--- start Data listing ---

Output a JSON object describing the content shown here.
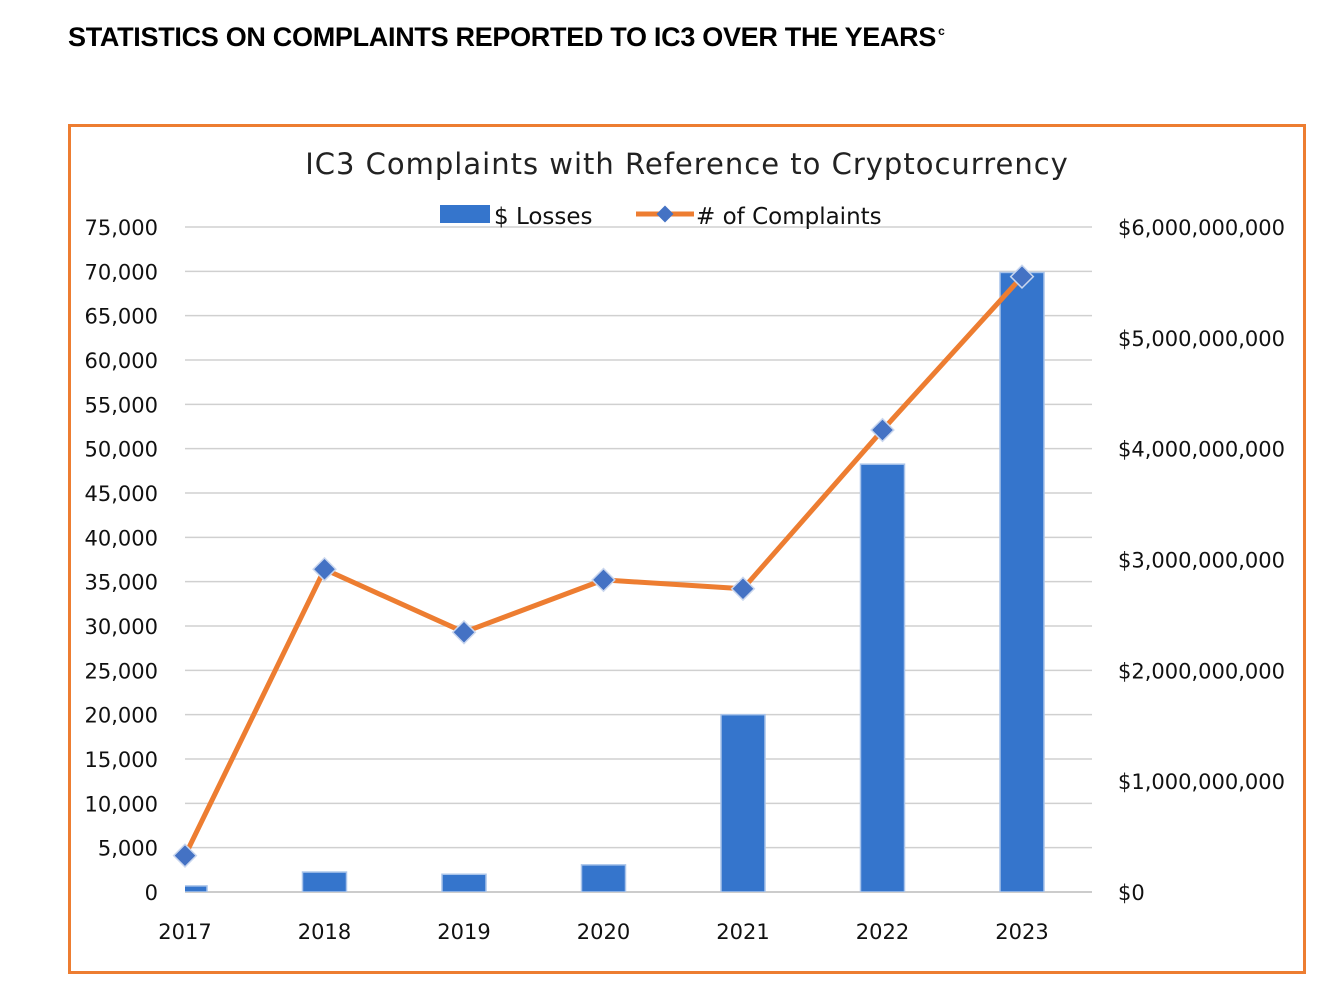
{
  "heading": {
    "title": "STATISTICS ON COMPLAINTS REPORTED TO IC3 OVER THE YEARS",
    "footnote": "c"
  },
  "chart_data": {
    "type": "bar+line",
    "title": "IC3 Complaints with Reference to Cryptocurrency",
    "categories": [
      "2017",
      "2018",
      "2019",
      "2020",
      "2021",
      "2022",
      "2023"
    ],
    "series": [
      {
        "name": "$ Losses",
        "type": "bar",
        "axis": "right",
        "color": "#3575CC",
        "values": [
          55000000,
          180000000,
          160000000,
          245000000,
          1600000000,
          3860000000,
          5590000000
        ]
      },
      {
        "name": "# of Complaints",
        "type": "line",
        "axis": "left",
        "color": "#ED7D31",
        "marker_color": "#4472C4",
        "values": [
          4100,
          36400,
          29300,
          35200,
          34200,
          52100,
          69400
        ]
      }
    ],
    "left_axis": {
      "ylim": [
        0,
        75000
      ],
      "ticks": [
        "0",
        "5,000",
        "10,000",
        "15,000",
        "20,000",
        "25,000",
        "30,000",
        "35,000",
        "40,000",
        "45,000",
        "50,000",
        "55,000",
        "60,000",
        "65,000",
        "70,000",
        "75,000"
      ]
    },
    "right_axis": {
      "ylim": [
        0,
        6000000000
      ],
      "ticks": [
        "$0",
        "$1,000,000,000",
        "$2,000,000,000",
        "$3,000,000,000",
        "$4,000,000,000",
        "$5,000,000,000",
        "$6,000,000,000"
      ]
    },
    "grid": true,
    "legend": "top-center"
  }
}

--- end Data listing ---

Set task
Restate the whole listing above exactly, please, omitting every image.

Answer for the task
Output a JSON object describing the content shown here.
{
  "heading": {
    "title": "STATISTICS ON COMPLAINTS REPORTED TO IC3 OVER THE YEARS",
    "footnote": "c"
  },
  "chart_data": {
    "type": "bar+line",
    "title": "IC3 Complaints with Reference to Cryptocurrency",
    "categories": [
      "2017",
      "2018",
      "2019",
      "2020",
      "2021",
      "2022",
      "2023"
    ],
    "series": [
      {
        "name": "$ Losses",
        "type": "bar",
        "axis": "right",
        "color": "#3575CC",
        "values": [
          55000000,
          180000000,
          160000000,
          245000000,
          1600000000,
          3860000000,
          5590000000
        ]
      },
      {
        "name": "# of Complaints",
        "type": "line",
        "axis": "left",
        "color": "#ED7D31",
        "marker_color": "#4472C4",
        "values": [
          4100,
          36400,
          29300,
          35200,
          34200,
          52100,
          69400
        ]
      }
    ],
    "left_axis": {
      "ylim": [
        0,
        75000
      ],
      "ticks": [
        "0",
        "5,000",
        "10,000",
        "15,000",
        "20,000",
        "25,000",
        "30,000",
        "35,000",
        "40,000",
        "45,000",
        "50,000",
        "55,000",
        "60,000",
        "65,000",
        "70,000",
        "75,000"
      ]
    },
    "right_axis": {
      "ylim": [
        0,
        6000000000
      ],
      "ticks": [
        "$0",
        "$1,000,000,000",
        "$2,000,000,000",
        "$3,000,000,000",
        "$4,000,000,000",
        "$5,000,000,000",
        "$6,000,000,000"
      ]
    },
    "grid": true,
    "legend": "top-center"
  }
}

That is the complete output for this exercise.